Aim - How many lines of these entries hold the string "this"? Answer with the number alone.

──────

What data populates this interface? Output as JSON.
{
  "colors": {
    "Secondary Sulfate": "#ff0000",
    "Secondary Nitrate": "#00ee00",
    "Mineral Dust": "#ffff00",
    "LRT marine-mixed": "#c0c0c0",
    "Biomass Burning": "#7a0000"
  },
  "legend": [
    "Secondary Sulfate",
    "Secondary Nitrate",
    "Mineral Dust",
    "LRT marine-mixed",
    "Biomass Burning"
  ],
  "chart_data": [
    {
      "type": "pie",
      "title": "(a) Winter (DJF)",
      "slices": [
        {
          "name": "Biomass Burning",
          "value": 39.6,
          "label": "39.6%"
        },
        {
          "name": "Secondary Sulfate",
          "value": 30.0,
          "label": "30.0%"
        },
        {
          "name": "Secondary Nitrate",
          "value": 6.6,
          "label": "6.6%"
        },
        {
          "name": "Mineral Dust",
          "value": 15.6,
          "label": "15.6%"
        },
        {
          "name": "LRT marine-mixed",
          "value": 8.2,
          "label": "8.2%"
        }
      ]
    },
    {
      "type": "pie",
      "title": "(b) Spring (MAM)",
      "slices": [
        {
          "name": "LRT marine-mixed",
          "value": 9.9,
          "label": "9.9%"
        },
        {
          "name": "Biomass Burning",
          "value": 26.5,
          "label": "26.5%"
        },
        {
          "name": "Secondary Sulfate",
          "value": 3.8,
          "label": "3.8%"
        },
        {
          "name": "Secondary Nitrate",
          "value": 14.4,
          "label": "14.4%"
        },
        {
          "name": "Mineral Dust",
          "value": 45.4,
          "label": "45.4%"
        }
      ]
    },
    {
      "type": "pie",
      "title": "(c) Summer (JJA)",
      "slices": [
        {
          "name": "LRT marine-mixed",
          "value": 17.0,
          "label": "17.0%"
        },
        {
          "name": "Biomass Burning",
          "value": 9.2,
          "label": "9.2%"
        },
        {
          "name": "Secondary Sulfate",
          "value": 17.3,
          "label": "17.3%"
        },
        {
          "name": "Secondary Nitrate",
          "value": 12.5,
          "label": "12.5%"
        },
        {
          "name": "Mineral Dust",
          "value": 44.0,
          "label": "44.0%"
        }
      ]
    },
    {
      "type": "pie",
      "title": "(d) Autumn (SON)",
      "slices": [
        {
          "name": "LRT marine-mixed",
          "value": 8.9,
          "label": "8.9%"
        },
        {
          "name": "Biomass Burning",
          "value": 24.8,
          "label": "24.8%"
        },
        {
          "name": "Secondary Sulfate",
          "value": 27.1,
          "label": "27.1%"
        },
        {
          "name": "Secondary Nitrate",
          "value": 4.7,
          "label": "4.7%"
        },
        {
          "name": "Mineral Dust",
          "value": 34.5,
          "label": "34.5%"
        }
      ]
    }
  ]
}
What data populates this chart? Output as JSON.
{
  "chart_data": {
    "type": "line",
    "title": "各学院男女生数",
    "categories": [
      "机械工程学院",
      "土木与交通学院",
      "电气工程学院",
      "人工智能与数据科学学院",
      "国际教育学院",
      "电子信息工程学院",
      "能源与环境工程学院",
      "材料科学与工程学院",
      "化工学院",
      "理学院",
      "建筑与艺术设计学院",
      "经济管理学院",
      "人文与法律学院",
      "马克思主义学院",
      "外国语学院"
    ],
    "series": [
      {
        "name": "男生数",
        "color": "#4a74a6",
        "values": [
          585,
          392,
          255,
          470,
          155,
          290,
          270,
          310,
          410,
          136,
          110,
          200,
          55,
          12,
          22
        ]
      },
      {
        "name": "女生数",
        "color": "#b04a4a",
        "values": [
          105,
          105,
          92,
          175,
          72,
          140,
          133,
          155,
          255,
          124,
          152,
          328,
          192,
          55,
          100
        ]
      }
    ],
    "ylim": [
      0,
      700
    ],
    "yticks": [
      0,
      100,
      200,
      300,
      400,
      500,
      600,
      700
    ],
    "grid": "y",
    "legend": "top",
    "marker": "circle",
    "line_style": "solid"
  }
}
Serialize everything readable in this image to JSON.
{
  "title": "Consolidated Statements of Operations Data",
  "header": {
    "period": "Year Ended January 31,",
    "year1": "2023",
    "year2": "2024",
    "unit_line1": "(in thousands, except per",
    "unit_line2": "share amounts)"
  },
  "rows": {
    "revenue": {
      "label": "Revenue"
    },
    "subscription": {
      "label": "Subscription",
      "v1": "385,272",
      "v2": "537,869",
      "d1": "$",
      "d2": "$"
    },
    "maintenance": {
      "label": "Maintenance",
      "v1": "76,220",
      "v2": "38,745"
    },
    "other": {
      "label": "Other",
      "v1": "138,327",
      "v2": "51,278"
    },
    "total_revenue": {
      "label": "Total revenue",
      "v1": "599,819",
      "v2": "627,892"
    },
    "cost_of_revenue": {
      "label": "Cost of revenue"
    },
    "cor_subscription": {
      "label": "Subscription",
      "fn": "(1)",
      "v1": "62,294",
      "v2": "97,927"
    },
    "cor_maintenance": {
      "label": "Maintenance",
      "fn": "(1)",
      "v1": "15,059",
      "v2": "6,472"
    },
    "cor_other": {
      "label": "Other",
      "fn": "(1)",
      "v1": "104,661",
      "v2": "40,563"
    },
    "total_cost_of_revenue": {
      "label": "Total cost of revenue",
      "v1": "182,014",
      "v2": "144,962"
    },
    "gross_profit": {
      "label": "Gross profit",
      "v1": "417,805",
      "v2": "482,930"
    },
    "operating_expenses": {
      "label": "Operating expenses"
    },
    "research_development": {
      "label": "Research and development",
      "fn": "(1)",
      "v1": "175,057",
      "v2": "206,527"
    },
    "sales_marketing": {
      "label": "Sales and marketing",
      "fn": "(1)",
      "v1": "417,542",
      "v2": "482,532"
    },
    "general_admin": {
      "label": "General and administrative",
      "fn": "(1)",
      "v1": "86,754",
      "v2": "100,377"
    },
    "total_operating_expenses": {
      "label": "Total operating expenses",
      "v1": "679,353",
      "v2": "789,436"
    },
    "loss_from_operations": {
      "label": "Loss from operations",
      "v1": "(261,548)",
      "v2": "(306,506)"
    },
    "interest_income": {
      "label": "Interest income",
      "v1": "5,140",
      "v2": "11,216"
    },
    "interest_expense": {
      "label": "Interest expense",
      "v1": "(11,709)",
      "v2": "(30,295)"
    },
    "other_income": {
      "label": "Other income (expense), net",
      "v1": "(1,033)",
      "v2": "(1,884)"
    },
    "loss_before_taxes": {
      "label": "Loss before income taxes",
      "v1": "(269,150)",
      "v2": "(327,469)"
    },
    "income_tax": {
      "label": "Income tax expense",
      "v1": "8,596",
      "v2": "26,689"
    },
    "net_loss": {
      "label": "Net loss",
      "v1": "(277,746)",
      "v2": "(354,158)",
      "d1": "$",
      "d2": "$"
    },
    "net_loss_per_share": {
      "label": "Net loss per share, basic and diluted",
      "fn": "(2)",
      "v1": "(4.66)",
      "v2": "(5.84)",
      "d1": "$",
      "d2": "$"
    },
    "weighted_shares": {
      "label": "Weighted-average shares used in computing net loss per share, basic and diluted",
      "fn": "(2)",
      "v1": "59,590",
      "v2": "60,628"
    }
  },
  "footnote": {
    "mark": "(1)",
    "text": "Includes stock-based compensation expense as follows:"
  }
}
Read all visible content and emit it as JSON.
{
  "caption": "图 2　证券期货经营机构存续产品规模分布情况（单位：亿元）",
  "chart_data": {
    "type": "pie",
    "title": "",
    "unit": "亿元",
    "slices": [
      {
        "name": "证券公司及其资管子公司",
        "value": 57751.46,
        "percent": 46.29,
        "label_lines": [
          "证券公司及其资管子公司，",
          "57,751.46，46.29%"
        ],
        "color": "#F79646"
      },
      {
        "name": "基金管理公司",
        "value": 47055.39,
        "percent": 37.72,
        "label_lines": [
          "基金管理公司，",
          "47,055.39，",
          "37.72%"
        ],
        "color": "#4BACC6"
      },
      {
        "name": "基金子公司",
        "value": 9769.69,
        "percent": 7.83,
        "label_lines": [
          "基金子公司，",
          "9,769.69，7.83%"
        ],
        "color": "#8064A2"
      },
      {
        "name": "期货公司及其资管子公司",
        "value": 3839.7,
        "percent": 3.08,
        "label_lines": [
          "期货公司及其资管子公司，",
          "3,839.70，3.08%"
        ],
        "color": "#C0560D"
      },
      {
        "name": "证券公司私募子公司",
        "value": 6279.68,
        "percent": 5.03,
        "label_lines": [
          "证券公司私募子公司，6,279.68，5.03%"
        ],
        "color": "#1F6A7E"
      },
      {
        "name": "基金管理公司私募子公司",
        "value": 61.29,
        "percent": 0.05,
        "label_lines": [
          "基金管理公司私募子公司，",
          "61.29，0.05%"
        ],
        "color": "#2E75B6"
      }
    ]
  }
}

──────

Task solution - 3